[TASK STATEMENT]:
Please print all of the entries, matching them exactly.

PROVIDED RECORDS: Begin

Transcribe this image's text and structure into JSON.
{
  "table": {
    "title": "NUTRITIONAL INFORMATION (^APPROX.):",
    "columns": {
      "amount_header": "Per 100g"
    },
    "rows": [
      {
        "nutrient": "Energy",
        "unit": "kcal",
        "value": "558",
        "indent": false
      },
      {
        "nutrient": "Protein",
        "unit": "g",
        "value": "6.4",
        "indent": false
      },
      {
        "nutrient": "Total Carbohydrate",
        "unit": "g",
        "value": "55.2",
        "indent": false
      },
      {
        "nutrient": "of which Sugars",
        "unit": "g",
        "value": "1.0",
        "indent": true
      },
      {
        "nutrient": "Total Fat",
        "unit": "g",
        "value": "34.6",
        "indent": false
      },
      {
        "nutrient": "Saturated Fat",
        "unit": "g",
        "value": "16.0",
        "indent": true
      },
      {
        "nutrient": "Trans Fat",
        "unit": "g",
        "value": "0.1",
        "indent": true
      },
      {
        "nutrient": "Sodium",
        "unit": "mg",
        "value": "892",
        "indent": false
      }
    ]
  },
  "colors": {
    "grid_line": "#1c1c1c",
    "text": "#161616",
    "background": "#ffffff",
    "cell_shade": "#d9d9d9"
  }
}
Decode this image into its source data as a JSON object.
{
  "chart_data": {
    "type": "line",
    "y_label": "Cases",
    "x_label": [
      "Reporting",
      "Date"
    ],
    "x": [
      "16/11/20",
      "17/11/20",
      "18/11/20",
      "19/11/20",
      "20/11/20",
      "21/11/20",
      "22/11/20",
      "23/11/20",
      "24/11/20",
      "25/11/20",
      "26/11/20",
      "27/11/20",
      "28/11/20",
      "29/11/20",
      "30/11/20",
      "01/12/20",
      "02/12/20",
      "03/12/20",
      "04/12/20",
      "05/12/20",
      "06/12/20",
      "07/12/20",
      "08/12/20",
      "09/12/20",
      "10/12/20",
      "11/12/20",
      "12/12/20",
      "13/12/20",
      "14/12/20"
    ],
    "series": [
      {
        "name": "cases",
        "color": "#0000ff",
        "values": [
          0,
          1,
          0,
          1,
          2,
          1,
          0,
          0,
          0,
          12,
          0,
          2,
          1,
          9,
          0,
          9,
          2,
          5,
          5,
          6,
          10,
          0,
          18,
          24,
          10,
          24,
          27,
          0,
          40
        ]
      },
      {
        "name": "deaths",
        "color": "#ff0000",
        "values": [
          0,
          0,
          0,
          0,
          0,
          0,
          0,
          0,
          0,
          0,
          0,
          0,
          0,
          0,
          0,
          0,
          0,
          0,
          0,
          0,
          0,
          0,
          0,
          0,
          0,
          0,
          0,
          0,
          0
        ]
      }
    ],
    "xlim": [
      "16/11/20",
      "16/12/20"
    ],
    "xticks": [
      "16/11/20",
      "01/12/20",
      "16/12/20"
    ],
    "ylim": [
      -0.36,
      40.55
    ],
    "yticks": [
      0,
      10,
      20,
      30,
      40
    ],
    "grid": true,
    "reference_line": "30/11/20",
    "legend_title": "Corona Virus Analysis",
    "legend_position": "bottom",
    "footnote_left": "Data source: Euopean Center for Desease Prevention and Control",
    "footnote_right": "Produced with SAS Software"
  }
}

PROVIDED RECORDS: End

[FINISHED EXERCISE]:
Transcribe this image's text and structure into JSON.
{
  "table": {
    "title": "NUTRITIONAL INFORMATION (^APPROX.):",
    "columns": {
      "amount_header": "Per 100g"
    },
    "rows": [
      {
        "nutrient": "Energy",
        "unit": "kcal",
        "value": "558",
        "indent": false
      },
      {
        "nutrient": "Protein",
        "unit": "g",
        "value": "6.4",
        "indent": false
      },
      {
        "nutrient": "Total Carbohydrate",
        "unit": "g",
        "value": "55.2",
        "indent": false
      },
      {
        "nutrient": "of which Sugars",
        "unit": "g",
        "value": "1.0",
        "indent": true
      },
      {
        "nutrient": "Total Fat",
        "unit": "g",
        "value": "34.6",
        "indent": false
      },
      {
        "nutrient": "Saturated Fat",
        "unit": "g",
        "value": "16.0",
        "indent": true
      },
      {
        "nutrient": "Trans Fat",
        "unit": "g",
        "value": "0.1",
        "indent": true
      },
      {
        "nutrient": "Sodium",
        "unit": "mg",
        "value": "892",
        "indent": false
      }
    ]
  },
  "colors": {
    "grid_line": "#1c1c1c",
    "text": "#161616",
    "background": "#ffffff",
    "cell_shade": "#d9d9d9"
  }
}
Decode this image into its source data as a JSON object.
{
  "chart_data": {
    "type": "line",
    "y_label": "Cases",
    "x_label": [
      "Reporting",
      "Date"
    ],
    "x": [
      "16/11/20",
      "17/11/20",
      "18/11/20",
      "19/11/20",
      "20/11/20",
      "21/11/20",
      "22/11/20",
      "23/11/20",
      "24/11/20",
      "25/11/20",
      "26/11/20",
      "27/11/20",
      "28/11/20",
      "29/11/20",
      "30/11/20",
      "01/12/20",
      "02/12/20",
      "03/12/20",
      "04/12/20",
      "05/12/20",
      "06/12/20",
      "07/12/20",
      "08/12/20",
      "09/12/20",
      "10/12/20",
      "11/12/20",
      "12/12/20",
      "13/12/20",
      "14/12/20"
    ],
    "series": [
      {
        "name": "cases",
        "color": "#0000ff",
        "values": [
          0,
          1,
          0,
          1,
          2,
          1,
          0,
          0,
          0,
          12,
          0,
          2,
          1,
          9,
          0,
          9,
          2,
          5,
          5,
          6,
          10,
          0,
          18,
          24,
          10,
          24,
          27,
          0,
          40
        ]
      },
      {
        "name": "deaths",
        "color": "#ff0000",
        "values": [
          0,
          0,
          0,
          0,
          0,
          0,
          0,
          0,
          0,
          0,
          0,
          0,
          0,
          0,
          0,
          0,
          0,
          0,
          0,
          0,
          0,
          0,
          0,
          0,
          0,
          0,
          0,
          0,
          0
        ]
      }
    ],
    "xlim": [
      "16/11/20",
      "16/12/20"
    ],
    "xticks": [
      "16/11/20",
      "01/12/20",
      "16/12/20"
    ],
    "ylim": [
      -0.36,
      40.55
    ],
    "yticks": [
      0,
      10,
      20,
      30,
      40
    ],
    "grid": true,
    "reference_line": "30/11/20",
    "legend_title": "Corona Virus Analysis",
    "legend_position": "bottom",
    "footnote_left": "Data source: Euopean Center for Desease Prevention and Control",
    "footnote_right": "Produced with SAS Software"
  }
}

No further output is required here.